▸ Task requirements: The material below should be written out in full and exactly; pictures stay out of the copy.

▸ Records from a dataset:

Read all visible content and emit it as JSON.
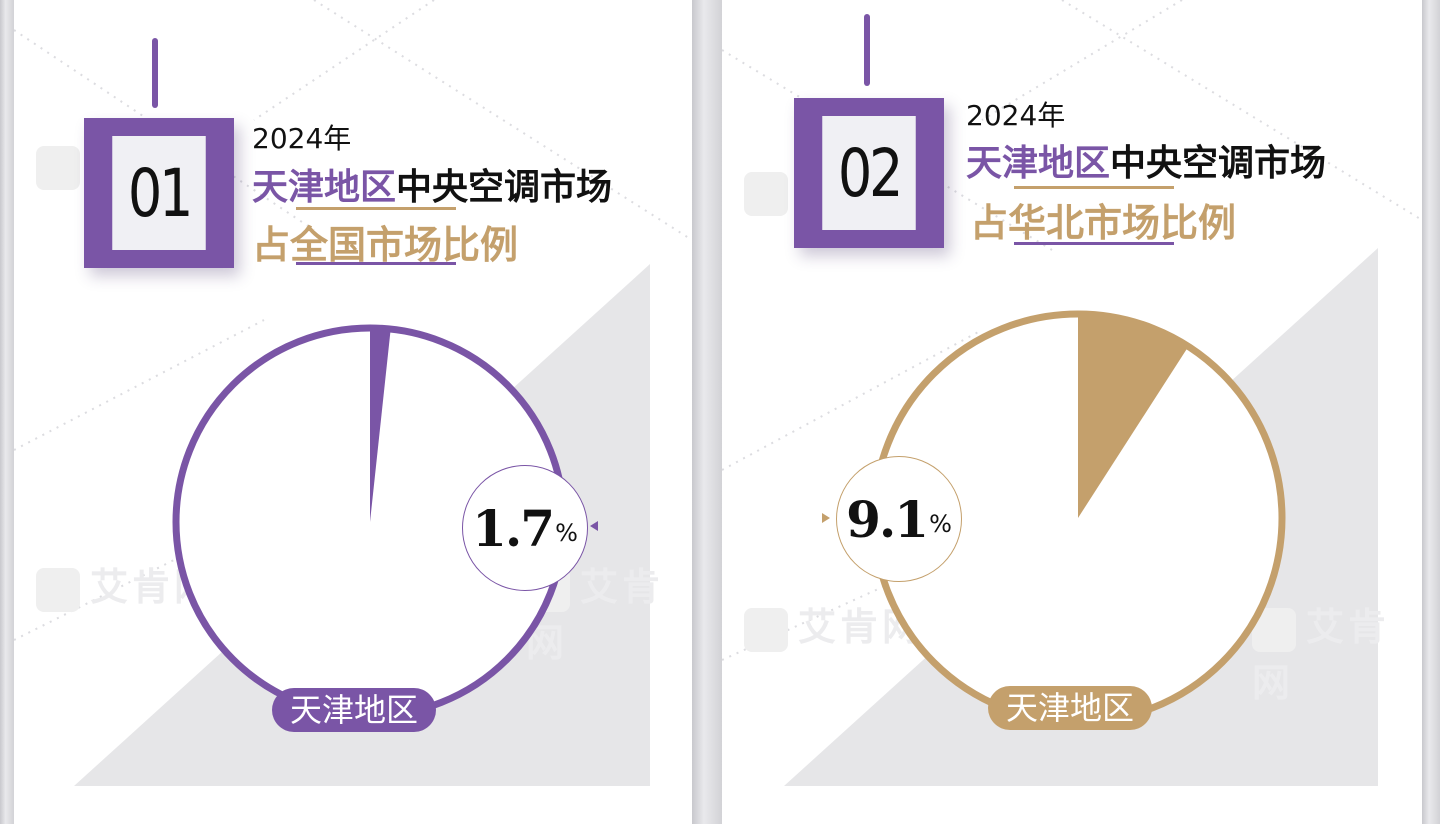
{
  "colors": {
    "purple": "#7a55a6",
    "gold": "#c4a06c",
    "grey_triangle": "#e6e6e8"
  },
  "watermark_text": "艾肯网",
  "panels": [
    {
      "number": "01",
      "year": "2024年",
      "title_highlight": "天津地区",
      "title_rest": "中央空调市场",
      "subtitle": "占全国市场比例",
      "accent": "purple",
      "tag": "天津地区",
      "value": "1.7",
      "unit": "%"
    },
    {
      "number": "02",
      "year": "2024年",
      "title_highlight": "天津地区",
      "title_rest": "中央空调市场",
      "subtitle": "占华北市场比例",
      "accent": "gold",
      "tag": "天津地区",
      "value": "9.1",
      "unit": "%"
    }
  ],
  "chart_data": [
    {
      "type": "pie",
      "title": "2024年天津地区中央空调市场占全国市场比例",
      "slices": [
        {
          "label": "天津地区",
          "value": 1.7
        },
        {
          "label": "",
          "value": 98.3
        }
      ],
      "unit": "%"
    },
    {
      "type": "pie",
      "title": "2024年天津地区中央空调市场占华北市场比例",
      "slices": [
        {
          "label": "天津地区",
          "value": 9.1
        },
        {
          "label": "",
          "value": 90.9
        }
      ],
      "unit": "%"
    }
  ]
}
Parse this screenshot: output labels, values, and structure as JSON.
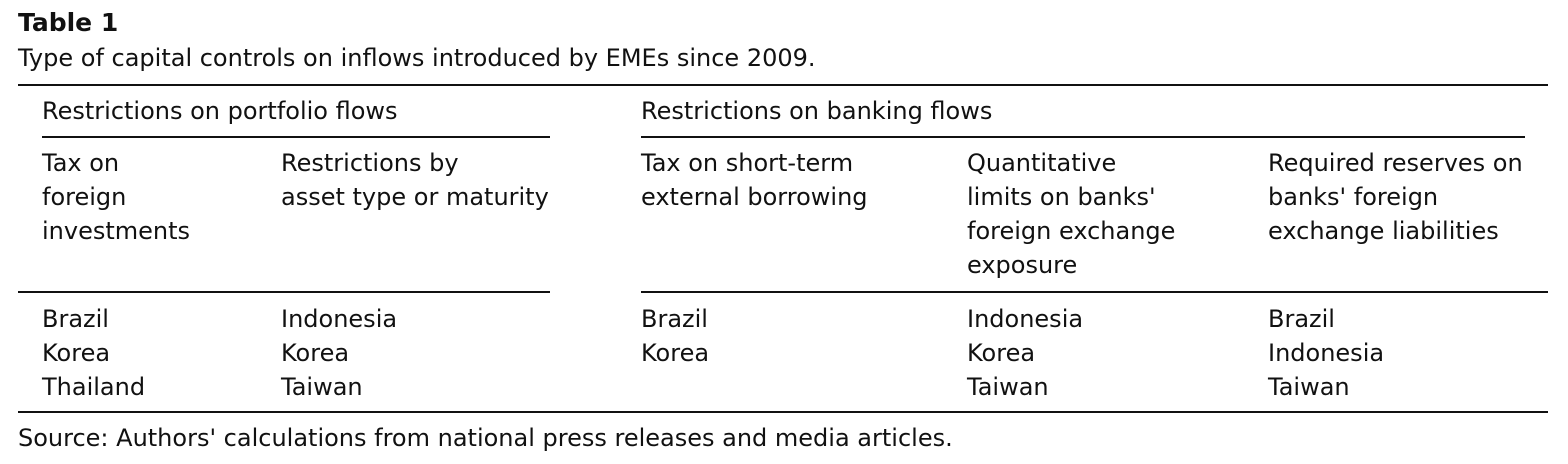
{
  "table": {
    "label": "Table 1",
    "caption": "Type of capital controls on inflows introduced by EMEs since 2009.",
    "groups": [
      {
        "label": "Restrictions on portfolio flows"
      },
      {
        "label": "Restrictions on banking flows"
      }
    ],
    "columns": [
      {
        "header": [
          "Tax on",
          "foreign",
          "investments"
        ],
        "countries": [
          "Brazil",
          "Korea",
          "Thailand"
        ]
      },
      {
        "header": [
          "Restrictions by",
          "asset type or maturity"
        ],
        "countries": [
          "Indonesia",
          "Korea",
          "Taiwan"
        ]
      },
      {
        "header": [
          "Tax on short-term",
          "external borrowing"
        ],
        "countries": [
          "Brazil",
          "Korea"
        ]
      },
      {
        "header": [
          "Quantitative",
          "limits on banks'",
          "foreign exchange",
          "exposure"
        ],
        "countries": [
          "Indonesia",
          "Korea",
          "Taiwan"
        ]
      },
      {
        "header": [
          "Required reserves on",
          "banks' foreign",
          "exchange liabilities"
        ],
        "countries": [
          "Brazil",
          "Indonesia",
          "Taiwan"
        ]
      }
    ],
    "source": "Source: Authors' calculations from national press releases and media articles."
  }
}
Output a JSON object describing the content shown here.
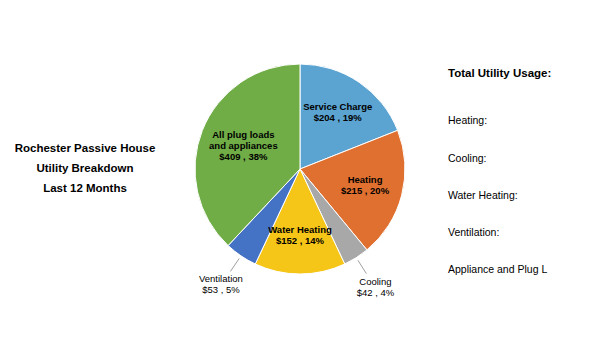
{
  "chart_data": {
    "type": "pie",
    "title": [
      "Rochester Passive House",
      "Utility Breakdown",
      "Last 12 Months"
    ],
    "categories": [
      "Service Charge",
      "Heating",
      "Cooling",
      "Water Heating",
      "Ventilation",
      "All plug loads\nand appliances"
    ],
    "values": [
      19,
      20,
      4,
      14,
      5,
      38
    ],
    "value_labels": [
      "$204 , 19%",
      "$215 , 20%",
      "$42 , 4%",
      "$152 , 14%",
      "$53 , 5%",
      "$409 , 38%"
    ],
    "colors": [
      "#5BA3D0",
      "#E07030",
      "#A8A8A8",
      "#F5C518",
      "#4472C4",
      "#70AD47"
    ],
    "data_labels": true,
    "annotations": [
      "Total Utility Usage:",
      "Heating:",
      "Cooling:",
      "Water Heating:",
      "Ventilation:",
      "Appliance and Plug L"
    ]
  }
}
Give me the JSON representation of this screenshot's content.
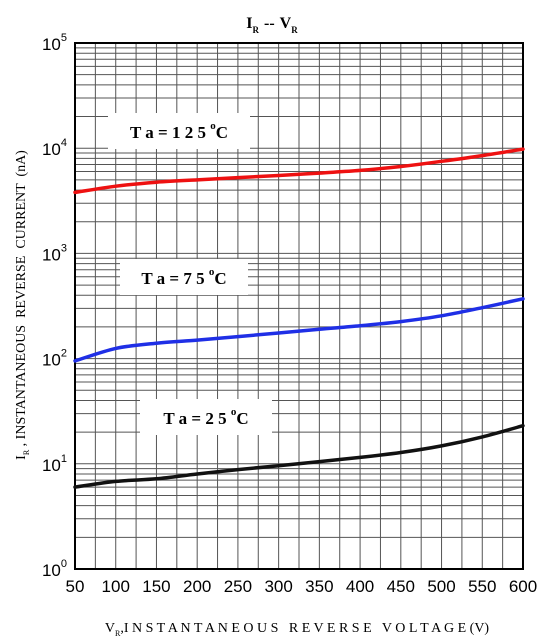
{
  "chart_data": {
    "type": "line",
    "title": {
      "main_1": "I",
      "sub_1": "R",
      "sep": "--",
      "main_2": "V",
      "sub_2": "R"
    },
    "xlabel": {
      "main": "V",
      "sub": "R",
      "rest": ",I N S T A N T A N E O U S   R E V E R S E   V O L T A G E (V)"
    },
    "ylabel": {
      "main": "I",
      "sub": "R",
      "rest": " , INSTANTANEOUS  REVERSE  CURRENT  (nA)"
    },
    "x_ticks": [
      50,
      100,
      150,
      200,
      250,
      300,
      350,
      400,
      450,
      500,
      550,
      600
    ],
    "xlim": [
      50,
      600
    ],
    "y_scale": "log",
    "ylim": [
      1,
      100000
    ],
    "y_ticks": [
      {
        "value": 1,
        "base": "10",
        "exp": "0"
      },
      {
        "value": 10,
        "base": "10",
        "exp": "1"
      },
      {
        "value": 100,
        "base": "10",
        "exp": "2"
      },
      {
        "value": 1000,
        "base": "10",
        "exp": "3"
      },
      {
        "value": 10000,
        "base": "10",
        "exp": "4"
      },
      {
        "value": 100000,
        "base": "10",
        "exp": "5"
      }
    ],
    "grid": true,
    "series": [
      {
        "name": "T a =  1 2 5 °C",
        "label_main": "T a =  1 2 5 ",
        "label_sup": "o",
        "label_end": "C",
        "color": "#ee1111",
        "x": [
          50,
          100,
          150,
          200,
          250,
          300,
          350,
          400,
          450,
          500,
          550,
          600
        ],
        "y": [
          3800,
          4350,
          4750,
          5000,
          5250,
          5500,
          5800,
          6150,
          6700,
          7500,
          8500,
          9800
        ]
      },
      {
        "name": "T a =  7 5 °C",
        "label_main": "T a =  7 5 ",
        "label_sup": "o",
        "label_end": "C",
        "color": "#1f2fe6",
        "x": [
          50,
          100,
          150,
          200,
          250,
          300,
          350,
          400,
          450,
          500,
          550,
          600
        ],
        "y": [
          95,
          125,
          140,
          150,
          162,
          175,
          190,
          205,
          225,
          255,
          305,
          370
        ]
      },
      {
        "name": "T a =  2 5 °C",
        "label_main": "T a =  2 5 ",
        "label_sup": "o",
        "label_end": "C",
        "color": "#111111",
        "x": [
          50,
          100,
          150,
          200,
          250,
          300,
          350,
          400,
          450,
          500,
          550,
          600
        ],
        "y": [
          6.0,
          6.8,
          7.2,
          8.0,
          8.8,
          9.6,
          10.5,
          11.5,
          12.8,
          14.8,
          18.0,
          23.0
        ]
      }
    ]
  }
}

▸ Finished exercise:
Read all visible content and emit it as JSON.
{
  "colors": {
    "purple": "#7a55a6",
    "gold": "#c4a06c",
    "grey_triangle": "#e6e6e8"
  },
  "watermark_text": "艾肯网",
  "panels": [
    {
      "number": "01",
      "year": "2024年",
      "title_highlight": "天津地区",
      "title_rest": "中央空调市场",
      "subtitle": "占全国市场比例",
      "accent": "purple",
      "tag": "天津地区",
      "value": "1.7",
      "unit": "%"
    },
    {
      "number": "02",
      "year": "2024年",
      "title_highlight": "天津地区",
      "title_rest": "中央空调市场",
      "subtitle": "占华北市场比例",
      "accent": "gold",
      "tag": "天津地区",
      "value": "9.1",
      "unit": "%"
    }
  ],
  "chart_data": [
    {
      "type": "pie",
      "title": "2024年天津地区中央空调市场占全国市场比例",
      "slices": [
        {
          "label": "天津地区",
          "value": 1.7
        },
        {
          "label": "",
          "value": 98.3
        }
      ],
      "unit": "%"
    },
    {
      "type": "pie",
      "title": "2024年天津地区中央空调市场占华北市场比例",
      "slices": [
        {
          "label": "天津地区",
          "value": 9.1
        },
        {
          "label": "",
          "value": 90.9
        }
      ],
      "unit": "%"
    }
  ]
}
Parse this screenshot: output labels, values, and structure as JSON.
{
  "table": {
    "label": "Table 1",
    "caption": "Type of capital controls on inflows introduced by EMEs since 2009.",
    "groups": [
      {
        "label": "Restrictions on portfolio flows"
      },
      {
        "label": "Restrictions on banking flows"
      }
    ],
    "columns": [
      {
        "header": [
          "Tax on",
          "foreign",
          "investments"
        ],
        "countries": [
          "Brazil",
          "Korea",
          "Thailand"
        ]
      },
      {
        "header": [
          "Restrictions by",
          "asset type or maturity"
        ],
        "countries": [
          "Indonesia",
          "Korea",
          "Taiwan"
        ]
      },
      {
        "header": [
          "Tax on short-term",
          "external borrowing"
        ],
        "countries": [
          "Brazil",
          "Korea"
        ]
      },
      {
        "header": [
          "Quantitative",
          "limits on banks'",
          "foreign exchange",
          "exposure"
        ],
        "countries": [
          "Indonesia",
          "Korea",
          "Taiwan"
        ]
      },
      {
        "header": [
          "Required reserves on",
          "banks' foreign",
          "exchange liabilities"
        ],
        "countries": [
          "Brazil",
          "Indonesia",
          "Taiwan"
        ]
      }
    ],
    "source": "Source: Authors' calculations from national press releases and media articles."
  }
}
Output a JSON object describing the content shown here.
{
  "chart_data": {
    "type": "pie",
    "title": [
      "Rochester Passive House",
      "Utility Breakdown",
      "Last 12 Months"
    ],
    "categories": [
      "Service Charge",
      "Heating",
      "Cooling",
      "Water Heating",
      "Ventilation",
      "All plug loads\nand appliances"
    ],
    "values": [
      19,
      20,
      4,
      14,
      5,
      38
    ],
    "value_labels": [
      "$204 , 19%",
      "$215 , 20%",
      "$42 , 4%",
      "$152 , 14%",
      "$53 , 5%",
      "$409 , 38%"
    ],
    "colors": [
      "#5BA3D0",
      "#E07030",
      "#A8A8A8",
      "#F5C518",
      "#4472C4",
      "#70AD47"
    ],
    "data_labels": true,
    "annotations": [
      "Total Utility Usage:",
      "Heating:",
      "Cooling:",
      "Water Heating:",
      "Ventilation:",
      "Appliance and Plug L"
    ]
  }
}
Give me the JSON representation of this screenshot's content.
{
  "chart_data": {
    "type": "line",
    "title": {
      "main_1": "I",
      "sub_1": "R",
      "sep": "--",
      "main_2": "V",
      "sub_2": "R"
    },
    "xlabel": {
      "main": "V",
      "sub": "R",
      "rest": ",I N S T A N T A N E O U S   R E V E R S E   V O L T A G E (V)"
    },
    "ylabel": {
      "main": "I",
      "sub": "R",
      "rest": " , INSTANTANEOUS  REVERSE  CURRENT  (nA)"
    },
    "x_ticks": [
      50,
      100,
      150,
      200,
      250,
      300,
      350,
      400,
      450,
      500,
      550,
      600
    ],
    "xlim": [
      50,
      600
    ],
    "y_scale": "log",
    "ylim": [
      1,
      100000
    ],
    "y_ticks": [
      {
        "value": 1,
        "base": "10",
        "exp": "0"
      },
      {
        "value": 10,
        "base": "10",
        "exp": "1"
      },
      {
        "value": 100,
        "base": "10",
        "exp": "2"
      },
      {
        "value": 1000,
        "base": "10",
        "exp": "3"
      },
      {
        "value": 10000,
        "base": "10",
        "exp": "4"
      },
      {
        "value": 100000,
        "base": "10",
        "exp": "5"
      }
    ],
    "grid": true,
    "series": [
      {
        "name": "T a =  1 2 5 °C",
        "label_main": "T a =  1 2 5 ",
        "label_sup": "o",
        "label_end": "C",
        "color": "#ee1111",
        "x": [
          50,
          100,
          150,
          200,
          250,
          300,
          350,
          400,
          450,
          500,
          550,
          600
        ],
        "y": [
          3800,
          4350,
          4750,
          5000,
          5250,
          5500,
          5800,
          6150,
          6700,
          7500,
          8500,
          9800
        ]
      },
      {
        "name": "T a =  7 5 °C",
        "label_main": "T a =  7 5 ",
        "label_sup": "o",
        "label_end": "C",
        "color": "#1f2fe6",
        "x": [
          50,
          100,
          150,
          200,
          250,
          300,
          350,
          400,
          450,
          500,
          550,
          600
        ],
        "y": [
          95,
          125,
          140,
          150,
          162,
          175,
          190,
          205,
          225,
          255,
          305,
          370
        ]
      },
      {
        "name": "T a =  2 5 °C",
        "label_main": "T a =  2 5 ",
        "label_sup": "o",
        "label_end": "C",
        "color": "#111111",
        "x": [
          50,
          100,
          150,
          200,
          250,
          300,
          350,
          400,
          450,
          500,
          550,
          600
        ],
        "y": [
          6.0,
          6.8,
          7.2,
          8.0,
          8.8,
          9.6,
          10.5,
          11.5,
          12.8,
          14.8,
          18.0,
          23.0
        ]
      }
    ]
  }
}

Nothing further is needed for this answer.